Problem statement
Would you return all of this data exactly, leaving nothing out?

--

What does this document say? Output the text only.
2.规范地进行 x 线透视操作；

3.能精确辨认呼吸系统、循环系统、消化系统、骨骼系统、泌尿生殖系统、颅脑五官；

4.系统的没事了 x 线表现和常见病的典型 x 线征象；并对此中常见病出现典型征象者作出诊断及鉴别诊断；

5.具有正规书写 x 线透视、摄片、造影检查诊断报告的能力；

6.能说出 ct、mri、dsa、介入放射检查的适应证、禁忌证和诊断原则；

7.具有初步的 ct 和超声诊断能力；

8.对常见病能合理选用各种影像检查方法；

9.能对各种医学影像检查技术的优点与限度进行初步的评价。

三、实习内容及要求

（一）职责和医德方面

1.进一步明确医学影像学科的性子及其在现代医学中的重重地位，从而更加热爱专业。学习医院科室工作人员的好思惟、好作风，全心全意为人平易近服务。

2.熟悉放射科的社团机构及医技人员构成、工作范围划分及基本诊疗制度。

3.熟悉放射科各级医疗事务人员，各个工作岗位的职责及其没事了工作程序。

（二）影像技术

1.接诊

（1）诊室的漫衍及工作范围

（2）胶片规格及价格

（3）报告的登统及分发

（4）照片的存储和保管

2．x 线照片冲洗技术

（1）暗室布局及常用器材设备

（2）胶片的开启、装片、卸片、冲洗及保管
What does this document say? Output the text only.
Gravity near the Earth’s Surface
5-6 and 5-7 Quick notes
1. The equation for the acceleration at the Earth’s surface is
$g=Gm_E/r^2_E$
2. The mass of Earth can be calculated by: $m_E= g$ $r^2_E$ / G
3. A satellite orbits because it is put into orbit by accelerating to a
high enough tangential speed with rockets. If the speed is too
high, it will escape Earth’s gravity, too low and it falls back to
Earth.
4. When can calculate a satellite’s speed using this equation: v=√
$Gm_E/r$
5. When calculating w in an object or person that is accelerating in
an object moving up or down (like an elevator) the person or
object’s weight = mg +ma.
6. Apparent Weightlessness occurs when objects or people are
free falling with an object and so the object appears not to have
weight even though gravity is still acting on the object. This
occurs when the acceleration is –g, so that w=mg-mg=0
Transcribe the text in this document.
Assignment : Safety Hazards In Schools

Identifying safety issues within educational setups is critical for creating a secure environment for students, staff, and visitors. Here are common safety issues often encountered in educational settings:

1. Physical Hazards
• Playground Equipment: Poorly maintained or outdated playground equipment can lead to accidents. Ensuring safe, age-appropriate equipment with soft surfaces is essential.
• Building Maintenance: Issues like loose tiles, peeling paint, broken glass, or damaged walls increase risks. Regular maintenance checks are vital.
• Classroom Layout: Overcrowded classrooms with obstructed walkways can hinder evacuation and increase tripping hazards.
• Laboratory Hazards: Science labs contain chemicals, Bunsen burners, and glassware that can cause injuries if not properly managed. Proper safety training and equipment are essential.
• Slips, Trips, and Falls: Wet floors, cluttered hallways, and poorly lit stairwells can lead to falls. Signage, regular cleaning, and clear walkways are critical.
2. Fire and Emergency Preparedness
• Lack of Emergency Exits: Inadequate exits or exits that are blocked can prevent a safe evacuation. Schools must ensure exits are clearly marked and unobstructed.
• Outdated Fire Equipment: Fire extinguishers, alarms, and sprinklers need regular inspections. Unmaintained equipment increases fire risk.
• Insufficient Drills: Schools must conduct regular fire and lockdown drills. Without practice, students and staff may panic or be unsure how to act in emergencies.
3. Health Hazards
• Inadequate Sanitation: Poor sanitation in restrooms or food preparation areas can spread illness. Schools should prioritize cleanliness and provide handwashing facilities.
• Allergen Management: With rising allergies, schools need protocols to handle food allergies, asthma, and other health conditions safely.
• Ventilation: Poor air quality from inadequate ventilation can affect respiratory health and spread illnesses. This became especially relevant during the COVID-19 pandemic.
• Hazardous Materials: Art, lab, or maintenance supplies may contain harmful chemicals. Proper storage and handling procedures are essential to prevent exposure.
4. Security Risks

--

Solution to this task
What does this document say? Output the text only.
2.规范地进行 x 线透视操作；

3.能精确辨认呼吸系统、循环系统、消化系统、骨骼系统、泌尿生殖系统、颅脑五官；

4.系统的没事了 x 线表现和常见病的典型 x 线征象；并对此中常见病出现典型征象者作出诊断及鉴别诊断；

5.具有正规书写 x 线透视、摄片、造影检查诊断报告的能力；

6.能说出 ct、mri、dsa、介入放射检查的适应证、禁忌证和诊断原则；

7.具有初步的 ct 和超声诊断能力；

8.对常见病能合理选用各种影像检查方法；

9.能对各种医学影像检查技术的优点与限度进行初步的评价。

三、实习内容及要求

（一）职责和医德方面

1.进一步明确医学影像学科的性子及其在现代医学中的重重地位，从而更加热爱专业。学习医院科室工作人员的好思惟、好作风，全心全意为人平易近服务。

2.熟悉放射科的社团机构及医技人员构成、工作范围划分及基本诊疗制度。

3.熟悉放射科各级医疗事务人员，各个工作岗位的职责及其没事了工作程序。

（二）影像技术

1.接诊

（1）诊室的漫衍及工作范围

（2）胶片规格及价格

（3）报告的登统及分发

（4）照片的存储和保管

2．x 线照片冲洗技术

（1）暗室布局及常用器材设备

（2）胶片的开启、装片、卸片、冲洗及保管
What does this document say? Output the text only.
Gravity near the Earth’s Surface
5-6 and 5-7 Quick notes
1. The equation for the acceleration at the Earth’s surface is
$g=Gm_E/r^2_E$
2. The mass of Earth can be calculated by: $m_E= g$ $r^2_E$ / G
3. A satellite orbits because it is put into orbit by accelerating to a
high enough tangential speed with rockets. If the speed is too
high, it will escape Earth’s gravity, too low and it falls back to
Earth.
4. When can calculate a satellite’s speed using this equation: v=√
$Gm_E/r$
5. When calculating w in an object or person that is accelerating in
an object moving up or down (like an elevator) the person or
object’s weight = mg +ma.
6. Apparent Weightlessness occurs when objects or people are
free falling with an object and so the object appears not to have
weight even though gravity is still acting on the object. This
occurs when the acceleration is –g, so that w=mg-mg=0
Transcribe the text in this document.
Assignment : Safety Hazards In Schools

Identifying safety issues within educational setups is critical for creating a secure environment for students, staff, and visitors. Here are common safety issues often encountered in educational settings:

1. Physical Hazards
• Playground Equipment: Poorly maintained or outdated playground equipment can lead to accidents. Ensuring safe, age-appropriate equipment with soft surfaces is essential.
• Building Maintenance: Issues like loose tiles, peeling paint, broken glass, or damaged walls increase risks. Regular maintenance checks are vital.
• Classroom Layout: Overcrowded classrooms with obstructed walkways can hinder evacuation and increase tripping hazards.
• Laboratory Hazards: Science labs contain chemicals, Bunsen burners, and glassware that can cause injuries if not properly managed. Proper safety training and equipment are essential.
• Slips, Trips, and Falls: Wet floors, cluttered hallways, and poorly lit stairwells can lead to falls. Signage, regular cleaning, and clear walkways are critical.
2. Fire and Emergency Preparedness
• Lack of Emergency Exits: Inadequate exits or exits that are blocked can prevent a safe evacuation. Schools must ensure exits are clearly marked and unobstructed.
• Outdated Fire Equipment: Fire extinguishers, alarms, and sprinklers need regular inspections. Unmaintained equipment increases fire risk.
• Insufficient Drills: Schools must conduct regular fire and lockdown drills. Without practice, students and staff may panic or be unsure how to act in emergencies.
3. Health Hazards
• Inadequate Sanitation: Poor sanitation in restrooms or food preparation areas can spread illness. Schools should prioritize cleanliness and provide handwashing facilities.
• Allergen Management: With rising allergies, schools need protocols to handle food allergies, asthma, and other health conditions safely.
• Ventilation: Poor air quality from inadequate ventilation can affect respiratory health and spread illnesses. This became especially relevant during the COVID-19 pandemic.
• Hazardous Materials: Art, lab, or maintenance supplies may contain harmful chemicals. Proper storage and handling procedures are essential to prevent exposure.
4. Security Risks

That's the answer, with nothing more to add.